_RECORDS FOR THE EXERCISE:_
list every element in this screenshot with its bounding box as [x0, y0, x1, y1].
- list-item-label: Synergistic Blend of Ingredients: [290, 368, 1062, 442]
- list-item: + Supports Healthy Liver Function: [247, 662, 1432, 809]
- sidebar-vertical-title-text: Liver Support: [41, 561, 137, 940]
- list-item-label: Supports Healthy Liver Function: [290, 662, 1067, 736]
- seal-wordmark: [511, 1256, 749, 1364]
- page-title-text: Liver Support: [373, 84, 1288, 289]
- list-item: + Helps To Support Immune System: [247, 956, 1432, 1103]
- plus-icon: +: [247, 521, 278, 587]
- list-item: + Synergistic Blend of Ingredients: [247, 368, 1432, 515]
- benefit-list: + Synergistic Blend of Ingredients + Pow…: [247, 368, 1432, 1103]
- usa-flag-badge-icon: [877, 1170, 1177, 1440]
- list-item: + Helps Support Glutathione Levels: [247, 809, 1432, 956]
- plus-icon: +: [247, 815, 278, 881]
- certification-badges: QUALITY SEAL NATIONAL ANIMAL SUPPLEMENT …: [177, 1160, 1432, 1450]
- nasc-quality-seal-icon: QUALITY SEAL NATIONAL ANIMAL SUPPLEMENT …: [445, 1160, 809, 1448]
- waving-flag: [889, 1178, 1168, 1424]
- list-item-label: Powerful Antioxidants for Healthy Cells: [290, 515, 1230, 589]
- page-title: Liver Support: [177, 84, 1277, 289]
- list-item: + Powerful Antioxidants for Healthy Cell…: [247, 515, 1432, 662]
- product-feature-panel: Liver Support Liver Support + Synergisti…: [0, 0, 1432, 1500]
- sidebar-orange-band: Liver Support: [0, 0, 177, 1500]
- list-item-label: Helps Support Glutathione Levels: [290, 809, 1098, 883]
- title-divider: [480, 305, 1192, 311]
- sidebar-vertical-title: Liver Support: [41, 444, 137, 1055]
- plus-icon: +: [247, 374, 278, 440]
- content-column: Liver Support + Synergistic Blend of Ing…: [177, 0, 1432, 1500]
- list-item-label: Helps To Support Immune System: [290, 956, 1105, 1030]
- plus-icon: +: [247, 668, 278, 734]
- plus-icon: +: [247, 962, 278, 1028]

==

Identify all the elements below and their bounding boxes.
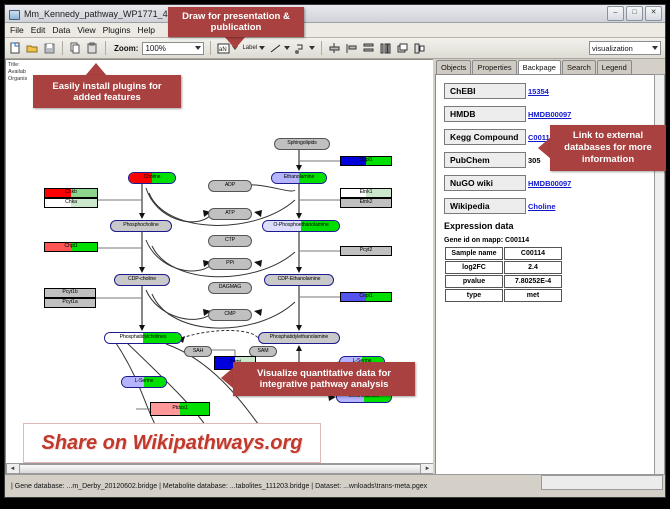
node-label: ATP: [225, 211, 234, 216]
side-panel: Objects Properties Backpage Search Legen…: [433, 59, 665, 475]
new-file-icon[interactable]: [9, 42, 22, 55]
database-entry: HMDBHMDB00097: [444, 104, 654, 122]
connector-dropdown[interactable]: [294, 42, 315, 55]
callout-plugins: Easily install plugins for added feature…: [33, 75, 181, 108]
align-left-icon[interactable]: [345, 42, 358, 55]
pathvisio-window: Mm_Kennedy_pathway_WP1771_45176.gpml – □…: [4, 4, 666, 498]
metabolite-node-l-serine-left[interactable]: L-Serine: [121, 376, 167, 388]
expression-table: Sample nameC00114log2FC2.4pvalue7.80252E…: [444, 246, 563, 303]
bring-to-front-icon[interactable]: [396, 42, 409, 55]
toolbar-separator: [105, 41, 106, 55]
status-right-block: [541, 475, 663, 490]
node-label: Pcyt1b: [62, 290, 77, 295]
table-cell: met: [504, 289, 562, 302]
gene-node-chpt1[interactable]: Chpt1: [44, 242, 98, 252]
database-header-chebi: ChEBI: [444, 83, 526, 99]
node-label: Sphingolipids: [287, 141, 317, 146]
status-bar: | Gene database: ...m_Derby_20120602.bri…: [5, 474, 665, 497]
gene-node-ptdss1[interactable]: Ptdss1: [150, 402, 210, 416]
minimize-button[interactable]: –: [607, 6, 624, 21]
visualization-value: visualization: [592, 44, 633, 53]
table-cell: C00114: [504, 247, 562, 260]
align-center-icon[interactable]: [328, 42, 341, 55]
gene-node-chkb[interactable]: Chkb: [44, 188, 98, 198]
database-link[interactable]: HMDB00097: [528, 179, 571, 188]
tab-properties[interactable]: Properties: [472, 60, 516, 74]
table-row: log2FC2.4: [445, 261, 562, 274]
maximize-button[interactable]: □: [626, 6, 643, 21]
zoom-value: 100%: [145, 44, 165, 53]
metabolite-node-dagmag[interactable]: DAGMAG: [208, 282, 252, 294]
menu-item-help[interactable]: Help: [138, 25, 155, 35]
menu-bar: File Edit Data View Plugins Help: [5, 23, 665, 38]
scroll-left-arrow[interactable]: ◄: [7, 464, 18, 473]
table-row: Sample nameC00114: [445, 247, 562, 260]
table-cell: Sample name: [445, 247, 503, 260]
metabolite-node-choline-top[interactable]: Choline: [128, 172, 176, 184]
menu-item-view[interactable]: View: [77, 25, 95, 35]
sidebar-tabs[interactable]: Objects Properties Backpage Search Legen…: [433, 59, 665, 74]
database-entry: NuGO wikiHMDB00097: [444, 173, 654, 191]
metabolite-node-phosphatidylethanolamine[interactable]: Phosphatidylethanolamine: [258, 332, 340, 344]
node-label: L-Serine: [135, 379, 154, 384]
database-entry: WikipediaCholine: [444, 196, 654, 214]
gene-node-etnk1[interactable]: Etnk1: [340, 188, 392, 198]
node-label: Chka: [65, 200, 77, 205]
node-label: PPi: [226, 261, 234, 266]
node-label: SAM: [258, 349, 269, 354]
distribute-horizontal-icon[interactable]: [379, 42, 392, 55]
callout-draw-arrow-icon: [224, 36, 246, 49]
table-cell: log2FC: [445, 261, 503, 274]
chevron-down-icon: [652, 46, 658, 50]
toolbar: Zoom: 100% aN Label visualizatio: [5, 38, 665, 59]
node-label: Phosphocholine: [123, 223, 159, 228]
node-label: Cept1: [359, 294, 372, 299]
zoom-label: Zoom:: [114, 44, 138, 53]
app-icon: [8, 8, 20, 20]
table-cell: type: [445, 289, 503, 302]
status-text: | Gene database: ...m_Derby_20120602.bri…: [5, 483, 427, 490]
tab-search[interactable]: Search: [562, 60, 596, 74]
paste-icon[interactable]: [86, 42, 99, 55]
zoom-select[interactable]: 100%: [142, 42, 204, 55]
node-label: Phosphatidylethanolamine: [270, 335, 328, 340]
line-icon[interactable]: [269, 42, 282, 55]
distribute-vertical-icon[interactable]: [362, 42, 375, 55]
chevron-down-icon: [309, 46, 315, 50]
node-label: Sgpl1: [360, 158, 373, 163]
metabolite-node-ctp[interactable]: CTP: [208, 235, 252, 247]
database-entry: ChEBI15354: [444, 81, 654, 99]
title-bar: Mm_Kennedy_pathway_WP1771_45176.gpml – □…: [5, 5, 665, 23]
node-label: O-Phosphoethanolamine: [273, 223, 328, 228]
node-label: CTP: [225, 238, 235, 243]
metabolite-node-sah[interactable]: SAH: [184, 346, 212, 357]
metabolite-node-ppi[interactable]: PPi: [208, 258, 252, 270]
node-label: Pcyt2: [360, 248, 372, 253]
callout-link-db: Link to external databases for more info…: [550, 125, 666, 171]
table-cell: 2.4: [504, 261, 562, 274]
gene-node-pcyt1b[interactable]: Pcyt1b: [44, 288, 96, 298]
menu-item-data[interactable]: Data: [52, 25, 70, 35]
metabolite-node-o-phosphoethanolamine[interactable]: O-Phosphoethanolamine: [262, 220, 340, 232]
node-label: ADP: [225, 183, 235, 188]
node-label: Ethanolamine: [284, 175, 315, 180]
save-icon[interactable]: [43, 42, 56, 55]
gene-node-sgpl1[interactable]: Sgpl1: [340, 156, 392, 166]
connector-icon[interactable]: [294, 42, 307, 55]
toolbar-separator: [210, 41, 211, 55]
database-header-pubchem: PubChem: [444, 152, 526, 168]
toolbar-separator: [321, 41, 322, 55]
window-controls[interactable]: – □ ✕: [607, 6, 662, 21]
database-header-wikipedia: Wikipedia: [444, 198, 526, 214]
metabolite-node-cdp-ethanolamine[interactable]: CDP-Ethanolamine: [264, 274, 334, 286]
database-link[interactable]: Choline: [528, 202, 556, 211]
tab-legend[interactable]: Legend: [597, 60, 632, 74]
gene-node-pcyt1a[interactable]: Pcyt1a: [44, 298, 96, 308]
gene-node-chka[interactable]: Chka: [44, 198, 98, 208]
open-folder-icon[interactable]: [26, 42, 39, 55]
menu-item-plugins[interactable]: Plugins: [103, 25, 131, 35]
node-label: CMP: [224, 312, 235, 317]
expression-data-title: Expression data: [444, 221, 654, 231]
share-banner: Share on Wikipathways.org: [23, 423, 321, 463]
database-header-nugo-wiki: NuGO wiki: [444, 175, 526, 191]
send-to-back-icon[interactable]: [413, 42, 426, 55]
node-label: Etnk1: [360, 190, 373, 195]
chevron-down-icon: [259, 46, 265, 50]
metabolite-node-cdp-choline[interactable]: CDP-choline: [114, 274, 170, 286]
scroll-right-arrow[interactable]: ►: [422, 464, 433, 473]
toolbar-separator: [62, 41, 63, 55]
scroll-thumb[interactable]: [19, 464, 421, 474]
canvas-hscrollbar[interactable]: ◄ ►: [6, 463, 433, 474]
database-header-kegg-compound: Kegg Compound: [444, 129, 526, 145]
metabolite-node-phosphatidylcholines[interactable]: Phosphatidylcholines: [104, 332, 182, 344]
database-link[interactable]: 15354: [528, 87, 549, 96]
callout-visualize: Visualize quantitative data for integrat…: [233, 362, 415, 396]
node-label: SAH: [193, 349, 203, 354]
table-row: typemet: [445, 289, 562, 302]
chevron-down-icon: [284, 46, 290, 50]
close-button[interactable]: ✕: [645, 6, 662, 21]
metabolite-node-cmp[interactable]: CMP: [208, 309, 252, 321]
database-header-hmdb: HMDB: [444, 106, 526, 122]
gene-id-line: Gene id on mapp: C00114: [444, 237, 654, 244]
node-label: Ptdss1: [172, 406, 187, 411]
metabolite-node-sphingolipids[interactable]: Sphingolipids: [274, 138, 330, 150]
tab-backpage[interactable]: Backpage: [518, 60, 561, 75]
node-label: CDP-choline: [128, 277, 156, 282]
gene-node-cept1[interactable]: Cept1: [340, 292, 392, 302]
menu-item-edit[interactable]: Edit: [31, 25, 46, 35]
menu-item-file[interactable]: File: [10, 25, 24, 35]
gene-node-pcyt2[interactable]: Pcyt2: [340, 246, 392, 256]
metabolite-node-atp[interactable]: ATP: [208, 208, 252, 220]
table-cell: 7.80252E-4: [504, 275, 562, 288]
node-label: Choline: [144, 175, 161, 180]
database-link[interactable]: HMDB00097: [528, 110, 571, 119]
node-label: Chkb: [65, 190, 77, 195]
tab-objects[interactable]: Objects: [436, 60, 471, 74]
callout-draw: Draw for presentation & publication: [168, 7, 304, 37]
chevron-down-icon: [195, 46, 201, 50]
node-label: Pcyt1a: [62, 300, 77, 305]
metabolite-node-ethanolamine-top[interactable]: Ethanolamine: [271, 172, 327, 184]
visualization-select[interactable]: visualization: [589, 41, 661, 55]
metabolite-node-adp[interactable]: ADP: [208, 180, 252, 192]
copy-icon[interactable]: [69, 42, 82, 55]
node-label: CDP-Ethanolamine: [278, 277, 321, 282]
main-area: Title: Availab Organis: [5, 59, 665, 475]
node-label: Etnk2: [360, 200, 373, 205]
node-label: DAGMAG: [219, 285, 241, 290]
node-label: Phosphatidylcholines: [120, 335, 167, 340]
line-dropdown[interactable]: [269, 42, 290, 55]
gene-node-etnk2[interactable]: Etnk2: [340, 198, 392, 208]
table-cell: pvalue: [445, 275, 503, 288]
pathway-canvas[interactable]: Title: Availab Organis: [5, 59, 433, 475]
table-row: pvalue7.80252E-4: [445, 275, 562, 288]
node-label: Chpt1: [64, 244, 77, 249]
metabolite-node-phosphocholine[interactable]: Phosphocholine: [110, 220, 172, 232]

_WORK TO COMPLETE:_
Scan the lines above for "link" and state how many match, nothing more.

_TASK OUTPUT:_
5